What is asked: Gather up all lines that carry the word "Digital".

--- Given data ---

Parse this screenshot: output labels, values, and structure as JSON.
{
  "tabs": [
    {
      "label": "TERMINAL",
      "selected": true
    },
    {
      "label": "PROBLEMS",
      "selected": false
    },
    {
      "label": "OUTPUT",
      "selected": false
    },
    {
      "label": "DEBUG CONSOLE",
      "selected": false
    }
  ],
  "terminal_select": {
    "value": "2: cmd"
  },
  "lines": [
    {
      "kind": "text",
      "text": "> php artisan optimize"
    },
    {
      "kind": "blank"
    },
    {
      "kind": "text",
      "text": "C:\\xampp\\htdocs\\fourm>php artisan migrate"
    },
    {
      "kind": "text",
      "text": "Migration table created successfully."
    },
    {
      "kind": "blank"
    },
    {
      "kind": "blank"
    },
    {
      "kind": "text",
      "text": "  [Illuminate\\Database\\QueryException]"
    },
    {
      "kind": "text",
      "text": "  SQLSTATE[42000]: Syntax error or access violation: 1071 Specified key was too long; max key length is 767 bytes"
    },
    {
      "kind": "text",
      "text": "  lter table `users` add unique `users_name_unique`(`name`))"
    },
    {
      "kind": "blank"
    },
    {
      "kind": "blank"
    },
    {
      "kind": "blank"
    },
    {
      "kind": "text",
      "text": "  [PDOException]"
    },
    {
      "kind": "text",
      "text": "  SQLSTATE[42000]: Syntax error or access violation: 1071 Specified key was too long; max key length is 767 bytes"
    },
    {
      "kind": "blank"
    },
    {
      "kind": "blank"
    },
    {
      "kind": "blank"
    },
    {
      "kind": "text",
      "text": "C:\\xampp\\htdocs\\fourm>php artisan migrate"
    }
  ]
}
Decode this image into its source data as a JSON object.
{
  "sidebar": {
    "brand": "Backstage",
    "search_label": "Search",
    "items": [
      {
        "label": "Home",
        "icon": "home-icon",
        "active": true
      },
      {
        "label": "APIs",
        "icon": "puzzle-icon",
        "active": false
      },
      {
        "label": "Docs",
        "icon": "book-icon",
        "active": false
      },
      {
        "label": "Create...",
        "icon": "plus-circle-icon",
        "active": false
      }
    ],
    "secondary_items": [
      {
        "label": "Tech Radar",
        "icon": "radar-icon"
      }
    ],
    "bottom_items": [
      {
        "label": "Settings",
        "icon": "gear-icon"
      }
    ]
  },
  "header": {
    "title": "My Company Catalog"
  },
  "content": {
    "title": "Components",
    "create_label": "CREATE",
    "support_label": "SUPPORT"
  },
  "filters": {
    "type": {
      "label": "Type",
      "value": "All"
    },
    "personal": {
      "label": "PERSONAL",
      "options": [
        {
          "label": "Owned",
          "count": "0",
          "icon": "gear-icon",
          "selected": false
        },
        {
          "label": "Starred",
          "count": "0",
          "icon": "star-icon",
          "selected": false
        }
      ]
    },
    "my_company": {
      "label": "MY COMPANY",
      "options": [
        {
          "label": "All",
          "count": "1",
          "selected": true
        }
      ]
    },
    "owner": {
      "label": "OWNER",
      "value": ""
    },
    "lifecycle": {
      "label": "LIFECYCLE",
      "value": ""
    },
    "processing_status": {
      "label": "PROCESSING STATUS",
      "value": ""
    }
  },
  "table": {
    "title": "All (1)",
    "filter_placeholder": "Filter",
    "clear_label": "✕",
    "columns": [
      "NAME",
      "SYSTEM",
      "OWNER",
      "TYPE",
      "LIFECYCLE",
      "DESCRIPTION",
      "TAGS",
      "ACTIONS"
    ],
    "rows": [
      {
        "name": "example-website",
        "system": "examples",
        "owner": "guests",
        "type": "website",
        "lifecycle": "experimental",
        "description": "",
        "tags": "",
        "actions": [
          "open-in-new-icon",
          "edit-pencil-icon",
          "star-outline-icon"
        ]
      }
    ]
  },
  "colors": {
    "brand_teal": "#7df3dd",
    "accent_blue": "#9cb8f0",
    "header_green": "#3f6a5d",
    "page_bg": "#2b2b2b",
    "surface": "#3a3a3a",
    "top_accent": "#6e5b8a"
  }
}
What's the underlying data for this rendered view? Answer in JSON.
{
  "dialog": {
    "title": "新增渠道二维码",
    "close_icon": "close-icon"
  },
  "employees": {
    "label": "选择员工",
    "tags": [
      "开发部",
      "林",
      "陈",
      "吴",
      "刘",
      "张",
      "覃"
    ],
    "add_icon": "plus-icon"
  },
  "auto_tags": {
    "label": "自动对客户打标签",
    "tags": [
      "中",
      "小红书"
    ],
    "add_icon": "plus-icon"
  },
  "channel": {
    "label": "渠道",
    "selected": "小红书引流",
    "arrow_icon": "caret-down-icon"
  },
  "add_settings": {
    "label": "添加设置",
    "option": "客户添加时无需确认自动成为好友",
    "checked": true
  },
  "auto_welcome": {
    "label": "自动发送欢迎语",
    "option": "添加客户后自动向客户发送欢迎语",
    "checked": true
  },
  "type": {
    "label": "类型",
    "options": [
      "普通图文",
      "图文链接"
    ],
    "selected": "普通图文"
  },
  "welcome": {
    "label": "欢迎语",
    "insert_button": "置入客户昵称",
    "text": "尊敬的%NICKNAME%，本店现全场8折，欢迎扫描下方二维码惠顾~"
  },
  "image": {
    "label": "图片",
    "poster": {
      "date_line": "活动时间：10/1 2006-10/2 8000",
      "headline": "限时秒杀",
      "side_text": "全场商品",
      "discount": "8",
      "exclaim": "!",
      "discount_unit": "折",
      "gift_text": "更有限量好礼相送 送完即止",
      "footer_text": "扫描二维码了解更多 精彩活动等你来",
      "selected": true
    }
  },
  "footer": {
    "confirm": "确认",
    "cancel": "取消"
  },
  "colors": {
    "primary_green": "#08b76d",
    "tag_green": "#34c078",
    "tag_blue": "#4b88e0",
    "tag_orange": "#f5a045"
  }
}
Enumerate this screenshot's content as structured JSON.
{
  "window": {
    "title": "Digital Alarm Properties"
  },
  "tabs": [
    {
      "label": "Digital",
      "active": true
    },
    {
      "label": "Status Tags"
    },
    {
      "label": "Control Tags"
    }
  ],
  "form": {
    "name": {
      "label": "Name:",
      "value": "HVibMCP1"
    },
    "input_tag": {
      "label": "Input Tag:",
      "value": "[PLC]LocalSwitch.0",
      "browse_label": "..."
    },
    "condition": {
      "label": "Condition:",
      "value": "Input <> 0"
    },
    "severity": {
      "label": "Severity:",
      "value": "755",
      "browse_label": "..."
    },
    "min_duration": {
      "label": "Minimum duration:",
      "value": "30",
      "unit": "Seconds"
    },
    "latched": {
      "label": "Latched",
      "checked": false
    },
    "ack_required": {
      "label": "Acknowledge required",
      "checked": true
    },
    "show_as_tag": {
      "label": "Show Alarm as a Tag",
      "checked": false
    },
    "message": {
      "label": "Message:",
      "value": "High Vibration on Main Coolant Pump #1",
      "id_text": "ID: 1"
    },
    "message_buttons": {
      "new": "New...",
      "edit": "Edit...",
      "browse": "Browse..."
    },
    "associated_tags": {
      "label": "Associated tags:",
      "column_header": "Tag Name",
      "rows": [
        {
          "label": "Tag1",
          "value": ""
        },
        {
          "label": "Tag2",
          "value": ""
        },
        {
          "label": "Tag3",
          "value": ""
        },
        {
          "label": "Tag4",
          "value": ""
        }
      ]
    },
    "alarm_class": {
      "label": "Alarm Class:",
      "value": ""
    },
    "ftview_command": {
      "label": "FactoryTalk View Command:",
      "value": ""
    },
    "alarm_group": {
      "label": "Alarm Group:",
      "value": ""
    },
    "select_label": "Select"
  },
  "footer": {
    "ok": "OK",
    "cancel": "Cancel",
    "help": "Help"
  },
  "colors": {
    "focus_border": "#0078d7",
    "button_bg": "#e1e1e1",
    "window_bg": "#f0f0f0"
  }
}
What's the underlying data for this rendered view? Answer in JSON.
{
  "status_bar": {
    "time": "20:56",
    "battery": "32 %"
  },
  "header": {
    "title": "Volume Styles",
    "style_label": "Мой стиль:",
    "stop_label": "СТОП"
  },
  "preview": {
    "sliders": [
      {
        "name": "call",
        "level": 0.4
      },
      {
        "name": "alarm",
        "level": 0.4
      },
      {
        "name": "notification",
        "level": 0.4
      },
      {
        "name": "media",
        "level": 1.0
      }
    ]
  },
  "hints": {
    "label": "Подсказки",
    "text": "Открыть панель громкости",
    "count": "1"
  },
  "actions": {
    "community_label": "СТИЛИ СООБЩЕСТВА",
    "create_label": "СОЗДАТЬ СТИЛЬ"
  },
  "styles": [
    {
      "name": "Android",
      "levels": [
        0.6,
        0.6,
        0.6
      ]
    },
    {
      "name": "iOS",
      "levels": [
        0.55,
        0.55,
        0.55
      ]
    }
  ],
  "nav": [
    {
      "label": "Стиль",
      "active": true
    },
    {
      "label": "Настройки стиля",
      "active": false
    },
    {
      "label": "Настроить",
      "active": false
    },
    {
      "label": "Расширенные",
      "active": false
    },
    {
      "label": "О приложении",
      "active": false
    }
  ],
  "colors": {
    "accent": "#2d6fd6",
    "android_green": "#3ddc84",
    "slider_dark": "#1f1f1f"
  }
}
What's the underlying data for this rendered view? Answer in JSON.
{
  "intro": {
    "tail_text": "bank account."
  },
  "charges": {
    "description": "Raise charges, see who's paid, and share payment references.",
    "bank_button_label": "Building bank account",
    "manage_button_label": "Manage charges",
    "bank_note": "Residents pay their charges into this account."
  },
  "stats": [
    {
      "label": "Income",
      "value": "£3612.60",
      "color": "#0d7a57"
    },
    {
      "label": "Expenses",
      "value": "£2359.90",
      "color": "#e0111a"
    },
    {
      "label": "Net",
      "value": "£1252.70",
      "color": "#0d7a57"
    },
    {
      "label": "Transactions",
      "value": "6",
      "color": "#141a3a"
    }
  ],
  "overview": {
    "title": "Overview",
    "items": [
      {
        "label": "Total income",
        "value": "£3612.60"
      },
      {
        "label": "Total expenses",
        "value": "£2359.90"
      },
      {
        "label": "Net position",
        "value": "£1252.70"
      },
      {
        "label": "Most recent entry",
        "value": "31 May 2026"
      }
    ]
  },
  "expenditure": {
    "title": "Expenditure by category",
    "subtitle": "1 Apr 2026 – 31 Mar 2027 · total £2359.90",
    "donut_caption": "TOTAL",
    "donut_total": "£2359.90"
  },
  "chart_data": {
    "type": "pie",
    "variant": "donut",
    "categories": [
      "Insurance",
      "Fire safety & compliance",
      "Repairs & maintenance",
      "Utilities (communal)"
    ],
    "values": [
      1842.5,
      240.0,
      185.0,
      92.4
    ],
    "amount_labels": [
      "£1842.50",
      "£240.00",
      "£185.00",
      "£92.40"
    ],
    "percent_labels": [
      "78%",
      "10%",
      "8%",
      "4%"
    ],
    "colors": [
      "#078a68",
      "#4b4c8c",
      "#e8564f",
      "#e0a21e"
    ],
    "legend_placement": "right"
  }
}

---

Answer to this exercise:
    "title": "Digital Alarm Properties"
      "label": "Digital",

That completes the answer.